TO DO:
Identify the lines containing the word "color". Copy each one.

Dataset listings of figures
— BEGIN —
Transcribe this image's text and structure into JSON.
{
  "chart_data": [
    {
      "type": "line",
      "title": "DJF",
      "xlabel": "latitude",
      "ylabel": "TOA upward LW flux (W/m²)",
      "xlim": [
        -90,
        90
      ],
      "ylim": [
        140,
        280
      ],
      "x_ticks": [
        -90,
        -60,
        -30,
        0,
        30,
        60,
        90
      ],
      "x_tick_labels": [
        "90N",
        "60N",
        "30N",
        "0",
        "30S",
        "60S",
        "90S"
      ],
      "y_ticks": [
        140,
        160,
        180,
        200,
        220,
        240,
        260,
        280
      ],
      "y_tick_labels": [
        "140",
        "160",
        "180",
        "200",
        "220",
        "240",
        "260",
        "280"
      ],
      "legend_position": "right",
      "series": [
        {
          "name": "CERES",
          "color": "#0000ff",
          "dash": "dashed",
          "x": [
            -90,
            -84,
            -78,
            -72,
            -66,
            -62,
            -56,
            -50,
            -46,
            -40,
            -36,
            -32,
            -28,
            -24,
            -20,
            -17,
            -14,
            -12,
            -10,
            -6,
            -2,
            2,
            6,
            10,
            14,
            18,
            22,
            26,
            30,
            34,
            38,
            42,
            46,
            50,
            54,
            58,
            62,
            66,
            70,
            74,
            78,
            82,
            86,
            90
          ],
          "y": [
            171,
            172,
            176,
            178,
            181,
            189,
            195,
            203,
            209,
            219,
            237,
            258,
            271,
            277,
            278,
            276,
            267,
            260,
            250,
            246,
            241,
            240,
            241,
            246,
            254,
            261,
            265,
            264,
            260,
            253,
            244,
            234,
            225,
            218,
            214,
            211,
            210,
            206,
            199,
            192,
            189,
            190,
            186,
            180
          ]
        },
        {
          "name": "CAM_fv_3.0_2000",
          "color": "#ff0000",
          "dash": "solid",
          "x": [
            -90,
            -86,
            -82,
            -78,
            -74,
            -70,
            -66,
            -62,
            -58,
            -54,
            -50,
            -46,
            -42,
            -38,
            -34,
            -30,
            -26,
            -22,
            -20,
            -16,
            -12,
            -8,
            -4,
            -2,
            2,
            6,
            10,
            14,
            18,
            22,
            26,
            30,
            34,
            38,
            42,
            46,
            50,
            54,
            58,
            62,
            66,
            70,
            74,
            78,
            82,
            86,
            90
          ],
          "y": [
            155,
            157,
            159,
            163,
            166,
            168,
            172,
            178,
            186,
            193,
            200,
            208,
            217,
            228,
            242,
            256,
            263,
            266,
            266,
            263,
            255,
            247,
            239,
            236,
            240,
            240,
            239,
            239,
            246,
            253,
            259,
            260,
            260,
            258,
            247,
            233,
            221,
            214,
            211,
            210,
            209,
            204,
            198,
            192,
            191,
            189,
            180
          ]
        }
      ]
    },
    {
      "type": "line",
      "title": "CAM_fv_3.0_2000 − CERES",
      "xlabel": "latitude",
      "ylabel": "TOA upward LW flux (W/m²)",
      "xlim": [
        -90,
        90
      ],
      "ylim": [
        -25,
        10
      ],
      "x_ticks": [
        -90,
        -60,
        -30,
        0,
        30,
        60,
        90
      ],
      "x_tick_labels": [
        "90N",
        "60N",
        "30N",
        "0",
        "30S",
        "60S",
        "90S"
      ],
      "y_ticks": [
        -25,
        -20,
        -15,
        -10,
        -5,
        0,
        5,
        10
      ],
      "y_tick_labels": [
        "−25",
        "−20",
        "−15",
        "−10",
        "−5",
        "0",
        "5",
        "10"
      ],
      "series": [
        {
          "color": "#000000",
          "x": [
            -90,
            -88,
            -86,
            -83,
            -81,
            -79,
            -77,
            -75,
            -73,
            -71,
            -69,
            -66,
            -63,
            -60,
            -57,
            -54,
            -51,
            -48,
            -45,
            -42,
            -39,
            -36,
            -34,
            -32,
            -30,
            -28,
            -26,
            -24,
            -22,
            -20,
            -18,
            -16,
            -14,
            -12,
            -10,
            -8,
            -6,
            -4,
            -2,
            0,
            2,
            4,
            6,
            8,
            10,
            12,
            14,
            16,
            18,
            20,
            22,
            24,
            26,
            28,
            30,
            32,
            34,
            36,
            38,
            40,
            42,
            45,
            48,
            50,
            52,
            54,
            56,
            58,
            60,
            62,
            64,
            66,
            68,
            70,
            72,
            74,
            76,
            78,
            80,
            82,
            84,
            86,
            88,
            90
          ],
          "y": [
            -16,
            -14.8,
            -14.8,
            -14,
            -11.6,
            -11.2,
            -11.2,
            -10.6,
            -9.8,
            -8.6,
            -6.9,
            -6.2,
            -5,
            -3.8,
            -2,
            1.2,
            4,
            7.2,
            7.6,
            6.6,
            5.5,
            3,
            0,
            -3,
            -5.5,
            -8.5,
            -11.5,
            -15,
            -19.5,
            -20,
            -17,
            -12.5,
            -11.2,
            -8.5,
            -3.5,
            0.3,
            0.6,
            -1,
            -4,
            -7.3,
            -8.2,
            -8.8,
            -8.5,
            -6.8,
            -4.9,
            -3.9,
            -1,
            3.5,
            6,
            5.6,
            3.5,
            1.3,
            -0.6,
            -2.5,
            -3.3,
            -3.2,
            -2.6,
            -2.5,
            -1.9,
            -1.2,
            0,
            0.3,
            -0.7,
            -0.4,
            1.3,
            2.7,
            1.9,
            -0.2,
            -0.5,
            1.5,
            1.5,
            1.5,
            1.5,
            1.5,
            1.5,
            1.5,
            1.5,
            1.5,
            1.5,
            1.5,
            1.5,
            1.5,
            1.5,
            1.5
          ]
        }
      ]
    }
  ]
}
— END —
RESPONSE BELOW:
          "color": "#0000ff",
          "color": "#ff0000",
          "color": "#000000",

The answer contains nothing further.